| SHORT PROBLEM A |
In the cloud-init passage, what is cloud-init called?
| SHORT PROBLEM B |
Reproduce the rows verbatim, from the first row of Block 1 through the row holding "edge-icon: [30, 1160, 59, 1190]", inclusive.

Using Custom Cloud-init Initialization Scripts to Set Up Managed Nodes

Find out how to write custom cloud-init scripts to run on worker nodes in clusters you've created using Kubernetes Engine (OKE).

Cloud-init is the industry standard method for cloud instance initialization, provisioning systems for private cloud infrastructure and bare-metal installations. It is supported across all major public cloud providers, including Oracle Cloud Infrastructure (see User Data). Cloud-init runs scripts to initialize and configure instances. For more information about cloud-init, see the cloud-init documentation.

| RECORDS |
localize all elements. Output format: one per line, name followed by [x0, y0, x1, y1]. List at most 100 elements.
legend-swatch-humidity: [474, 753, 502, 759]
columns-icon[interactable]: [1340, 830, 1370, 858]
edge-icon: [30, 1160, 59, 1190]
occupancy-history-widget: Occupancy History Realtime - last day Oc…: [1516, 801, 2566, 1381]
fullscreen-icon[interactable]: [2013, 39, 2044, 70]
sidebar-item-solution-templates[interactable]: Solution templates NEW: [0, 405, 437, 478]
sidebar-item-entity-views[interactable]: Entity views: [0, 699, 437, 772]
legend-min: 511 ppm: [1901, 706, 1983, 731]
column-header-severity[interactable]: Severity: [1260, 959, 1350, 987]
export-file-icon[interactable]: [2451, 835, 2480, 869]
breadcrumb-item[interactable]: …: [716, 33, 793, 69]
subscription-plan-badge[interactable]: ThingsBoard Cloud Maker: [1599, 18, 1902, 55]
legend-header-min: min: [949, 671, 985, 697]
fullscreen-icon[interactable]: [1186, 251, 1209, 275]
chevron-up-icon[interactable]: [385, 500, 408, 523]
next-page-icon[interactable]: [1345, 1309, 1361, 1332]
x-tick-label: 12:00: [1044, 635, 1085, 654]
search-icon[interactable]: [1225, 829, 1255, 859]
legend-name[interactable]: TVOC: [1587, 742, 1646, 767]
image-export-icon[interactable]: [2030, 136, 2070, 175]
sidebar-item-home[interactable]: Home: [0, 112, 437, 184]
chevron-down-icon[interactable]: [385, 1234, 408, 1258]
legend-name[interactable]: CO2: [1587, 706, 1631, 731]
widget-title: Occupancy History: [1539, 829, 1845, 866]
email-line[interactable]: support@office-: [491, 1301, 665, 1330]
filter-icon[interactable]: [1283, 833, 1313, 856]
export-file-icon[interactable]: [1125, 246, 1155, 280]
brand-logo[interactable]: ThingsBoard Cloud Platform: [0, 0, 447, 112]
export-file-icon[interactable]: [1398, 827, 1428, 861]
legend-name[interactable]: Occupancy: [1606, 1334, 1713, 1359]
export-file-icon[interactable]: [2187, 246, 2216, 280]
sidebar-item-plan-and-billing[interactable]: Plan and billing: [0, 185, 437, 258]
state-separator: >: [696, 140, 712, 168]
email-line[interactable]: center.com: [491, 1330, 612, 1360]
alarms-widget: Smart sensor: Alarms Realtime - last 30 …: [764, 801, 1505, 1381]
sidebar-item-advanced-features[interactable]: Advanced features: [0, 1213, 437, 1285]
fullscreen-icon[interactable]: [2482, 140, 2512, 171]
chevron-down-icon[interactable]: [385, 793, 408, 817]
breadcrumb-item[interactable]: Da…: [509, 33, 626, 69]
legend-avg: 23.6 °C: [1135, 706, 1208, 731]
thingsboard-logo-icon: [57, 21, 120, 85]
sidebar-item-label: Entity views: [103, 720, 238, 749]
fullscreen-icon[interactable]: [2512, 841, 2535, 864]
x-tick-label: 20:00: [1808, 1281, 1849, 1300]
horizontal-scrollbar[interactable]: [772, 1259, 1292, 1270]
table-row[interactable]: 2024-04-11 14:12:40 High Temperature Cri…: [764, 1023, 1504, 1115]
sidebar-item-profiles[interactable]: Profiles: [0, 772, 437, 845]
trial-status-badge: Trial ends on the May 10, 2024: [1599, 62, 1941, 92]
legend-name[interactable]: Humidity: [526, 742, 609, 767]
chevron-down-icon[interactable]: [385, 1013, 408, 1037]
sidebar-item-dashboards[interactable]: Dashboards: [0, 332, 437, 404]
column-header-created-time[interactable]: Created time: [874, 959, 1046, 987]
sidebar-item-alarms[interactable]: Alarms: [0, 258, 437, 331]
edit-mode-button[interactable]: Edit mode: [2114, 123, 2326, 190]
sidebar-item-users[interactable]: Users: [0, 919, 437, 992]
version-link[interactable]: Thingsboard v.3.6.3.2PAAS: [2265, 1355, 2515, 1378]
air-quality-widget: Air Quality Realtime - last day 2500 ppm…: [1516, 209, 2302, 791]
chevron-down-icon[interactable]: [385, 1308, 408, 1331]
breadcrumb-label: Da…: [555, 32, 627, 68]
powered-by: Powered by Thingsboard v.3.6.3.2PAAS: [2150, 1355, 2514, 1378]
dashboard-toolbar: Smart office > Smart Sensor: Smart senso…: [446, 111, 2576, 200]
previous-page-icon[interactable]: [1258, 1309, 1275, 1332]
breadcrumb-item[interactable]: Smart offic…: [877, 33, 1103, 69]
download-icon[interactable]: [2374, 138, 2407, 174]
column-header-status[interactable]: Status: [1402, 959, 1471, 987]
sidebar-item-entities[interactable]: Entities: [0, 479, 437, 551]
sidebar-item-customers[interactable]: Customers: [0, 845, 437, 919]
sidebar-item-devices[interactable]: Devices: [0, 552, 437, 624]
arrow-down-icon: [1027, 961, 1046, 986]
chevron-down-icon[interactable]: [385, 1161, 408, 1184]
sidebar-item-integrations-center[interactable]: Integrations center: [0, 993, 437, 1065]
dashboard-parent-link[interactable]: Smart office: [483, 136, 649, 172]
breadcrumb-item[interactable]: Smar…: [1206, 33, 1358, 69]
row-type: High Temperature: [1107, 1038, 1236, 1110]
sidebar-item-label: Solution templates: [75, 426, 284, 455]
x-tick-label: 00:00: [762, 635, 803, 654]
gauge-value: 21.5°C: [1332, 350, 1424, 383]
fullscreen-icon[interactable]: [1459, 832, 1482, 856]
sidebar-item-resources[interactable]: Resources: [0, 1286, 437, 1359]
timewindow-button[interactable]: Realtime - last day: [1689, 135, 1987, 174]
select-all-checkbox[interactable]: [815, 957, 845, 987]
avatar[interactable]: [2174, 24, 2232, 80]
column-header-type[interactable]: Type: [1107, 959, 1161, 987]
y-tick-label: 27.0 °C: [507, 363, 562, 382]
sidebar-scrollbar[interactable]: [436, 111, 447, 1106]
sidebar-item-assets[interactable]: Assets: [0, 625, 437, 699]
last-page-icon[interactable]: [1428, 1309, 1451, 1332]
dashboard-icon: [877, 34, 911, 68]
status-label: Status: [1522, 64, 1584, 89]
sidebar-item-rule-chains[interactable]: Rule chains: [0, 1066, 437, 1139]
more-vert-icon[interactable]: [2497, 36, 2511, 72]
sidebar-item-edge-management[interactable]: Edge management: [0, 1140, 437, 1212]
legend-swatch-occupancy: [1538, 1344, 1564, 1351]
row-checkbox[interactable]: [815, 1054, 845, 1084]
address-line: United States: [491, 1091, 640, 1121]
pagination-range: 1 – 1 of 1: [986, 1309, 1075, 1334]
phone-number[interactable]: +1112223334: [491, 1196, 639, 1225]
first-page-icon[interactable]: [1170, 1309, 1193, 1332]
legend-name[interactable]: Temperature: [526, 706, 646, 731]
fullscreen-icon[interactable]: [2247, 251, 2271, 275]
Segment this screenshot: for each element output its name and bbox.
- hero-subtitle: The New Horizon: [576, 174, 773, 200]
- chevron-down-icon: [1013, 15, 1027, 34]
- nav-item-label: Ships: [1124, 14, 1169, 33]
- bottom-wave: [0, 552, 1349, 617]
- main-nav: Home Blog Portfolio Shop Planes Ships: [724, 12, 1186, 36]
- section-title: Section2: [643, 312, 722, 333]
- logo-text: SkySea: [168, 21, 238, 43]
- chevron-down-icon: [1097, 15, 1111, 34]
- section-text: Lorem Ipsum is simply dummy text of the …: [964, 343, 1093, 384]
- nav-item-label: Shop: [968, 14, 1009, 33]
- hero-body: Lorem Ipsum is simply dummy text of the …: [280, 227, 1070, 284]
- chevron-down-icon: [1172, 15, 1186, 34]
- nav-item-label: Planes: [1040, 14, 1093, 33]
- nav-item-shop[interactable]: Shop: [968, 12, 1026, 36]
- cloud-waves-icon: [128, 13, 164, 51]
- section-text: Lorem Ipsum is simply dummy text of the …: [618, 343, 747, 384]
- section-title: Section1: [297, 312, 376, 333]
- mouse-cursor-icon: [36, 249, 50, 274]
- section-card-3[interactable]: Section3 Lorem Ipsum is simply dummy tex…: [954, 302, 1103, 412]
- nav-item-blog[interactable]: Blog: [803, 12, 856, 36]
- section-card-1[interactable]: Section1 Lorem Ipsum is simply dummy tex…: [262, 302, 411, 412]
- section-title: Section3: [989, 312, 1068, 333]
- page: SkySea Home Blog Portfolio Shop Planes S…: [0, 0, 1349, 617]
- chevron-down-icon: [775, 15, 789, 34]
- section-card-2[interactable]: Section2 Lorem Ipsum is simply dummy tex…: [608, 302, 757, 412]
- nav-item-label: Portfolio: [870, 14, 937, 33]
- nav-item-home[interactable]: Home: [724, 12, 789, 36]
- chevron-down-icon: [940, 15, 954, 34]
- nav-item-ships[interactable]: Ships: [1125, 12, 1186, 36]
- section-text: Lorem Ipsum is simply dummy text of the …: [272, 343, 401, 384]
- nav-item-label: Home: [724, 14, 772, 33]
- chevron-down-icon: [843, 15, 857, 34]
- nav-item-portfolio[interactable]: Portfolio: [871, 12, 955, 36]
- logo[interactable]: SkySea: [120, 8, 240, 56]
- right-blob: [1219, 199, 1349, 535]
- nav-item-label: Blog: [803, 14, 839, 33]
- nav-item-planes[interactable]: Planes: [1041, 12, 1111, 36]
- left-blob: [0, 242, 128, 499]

| WRITTEN SOLUTION A |
The industry standard method for cloud instance initialization.

| WRITTEN SOLUTION B |
localize all elements. Output format: one per line, name followed by [x0, y0, x1, y1]. List at most 100 elements.
legend-swatch-humidity: [474, 753, 502, 759]
columns-icon[interactable]: [1340, 830, 1370, 858]
edge-icon: [30, 1160, 59, 1190]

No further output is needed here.